(TASK):
Lay out the data as a Markdown table with the columns Row and Line, numbering each row and skipping blank lines. Begin at the first line of the data and stop after the line that contains "The aperture 310 is at (263, 925).".

(INPUT DATA):
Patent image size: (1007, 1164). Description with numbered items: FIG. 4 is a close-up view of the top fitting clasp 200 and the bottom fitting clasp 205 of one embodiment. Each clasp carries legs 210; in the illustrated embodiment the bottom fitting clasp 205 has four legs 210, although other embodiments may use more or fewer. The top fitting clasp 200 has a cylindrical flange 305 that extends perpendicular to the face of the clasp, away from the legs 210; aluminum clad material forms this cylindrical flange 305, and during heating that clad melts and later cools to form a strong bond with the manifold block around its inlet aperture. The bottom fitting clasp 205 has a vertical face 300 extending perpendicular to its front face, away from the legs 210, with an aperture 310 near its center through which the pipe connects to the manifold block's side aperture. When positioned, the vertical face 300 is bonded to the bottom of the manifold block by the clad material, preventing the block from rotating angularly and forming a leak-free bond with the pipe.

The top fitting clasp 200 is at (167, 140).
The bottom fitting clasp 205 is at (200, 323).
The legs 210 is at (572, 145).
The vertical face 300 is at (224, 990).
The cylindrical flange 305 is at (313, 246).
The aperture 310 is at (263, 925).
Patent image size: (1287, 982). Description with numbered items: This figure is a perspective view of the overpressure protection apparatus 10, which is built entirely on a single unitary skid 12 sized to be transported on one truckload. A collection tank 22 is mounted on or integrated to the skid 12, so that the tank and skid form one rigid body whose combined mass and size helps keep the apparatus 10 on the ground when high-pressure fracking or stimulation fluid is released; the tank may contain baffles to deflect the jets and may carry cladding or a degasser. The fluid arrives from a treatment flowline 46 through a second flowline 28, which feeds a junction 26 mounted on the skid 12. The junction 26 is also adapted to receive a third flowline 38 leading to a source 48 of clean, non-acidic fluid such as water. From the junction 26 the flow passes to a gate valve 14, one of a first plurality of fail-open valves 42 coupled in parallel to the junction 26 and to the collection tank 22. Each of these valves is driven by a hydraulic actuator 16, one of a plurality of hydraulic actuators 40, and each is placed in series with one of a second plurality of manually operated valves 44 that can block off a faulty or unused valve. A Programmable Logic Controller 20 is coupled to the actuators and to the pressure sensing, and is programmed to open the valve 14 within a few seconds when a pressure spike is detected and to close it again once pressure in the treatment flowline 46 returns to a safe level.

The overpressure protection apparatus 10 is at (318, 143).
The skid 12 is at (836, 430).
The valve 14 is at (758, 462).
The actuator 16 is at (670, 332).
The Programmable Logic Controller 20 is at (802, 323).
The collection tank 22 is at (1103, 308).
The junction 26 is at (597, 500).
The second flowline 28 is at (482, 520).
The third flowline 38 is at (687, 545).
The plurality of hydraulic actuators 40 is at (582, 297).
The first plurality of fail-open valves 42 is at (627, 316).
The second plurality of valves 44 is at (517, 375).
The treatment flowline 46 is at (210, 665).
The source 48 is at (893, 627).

(RESULT FOR THIS EXERCISE):
| Row | Line |
|---|---|
| 1 | Patent image size: (1007, 1164). Description with numbered items: FIG. 4 is a close-up view of the top fitting clasp 200 and the bottom fitting clasp 205 of one embodiment. Each clasp carries legs 210; in the illustrated embodiment the bottom fitting clasp 205 has four legs 210, although other embodiments may use more or fewer. The top fitting clasp 200 has a cylindrical flange 305 that extends perpendicular to the face of the clasp, away from the legs 210; aluminum clad material forms this cylindrical flange 305, and during heating that clad melts and later cools to form a strong bond with the manifold block around its inlet aperture. The bottom fitting clasp 205 has a vertical face 300 extending perpendicular to its front face, away from the legs 210, with an aperture 310 near its center through which the pipe connects to the manifold block's side aperture. When positioned, the vertical face 300 is bonded to the bottom of the manifold block by the clad material, preventing the block from rotating angularly and forming a leak-free bond with the pipe. |
| 2 | The top fitting clasp 200 is at (167, 140). |
| 3 | The bottom fitting clasp 205 is at (200, 323). |
| 4 | The legs 210 is at (572, 145). |
| 5 | The vertical face 300 is at (224, 990). |
| 6 | The cylindrical flange 305 is at (313, 246). |
| 7 | The aperture 310 is at (263, 925). |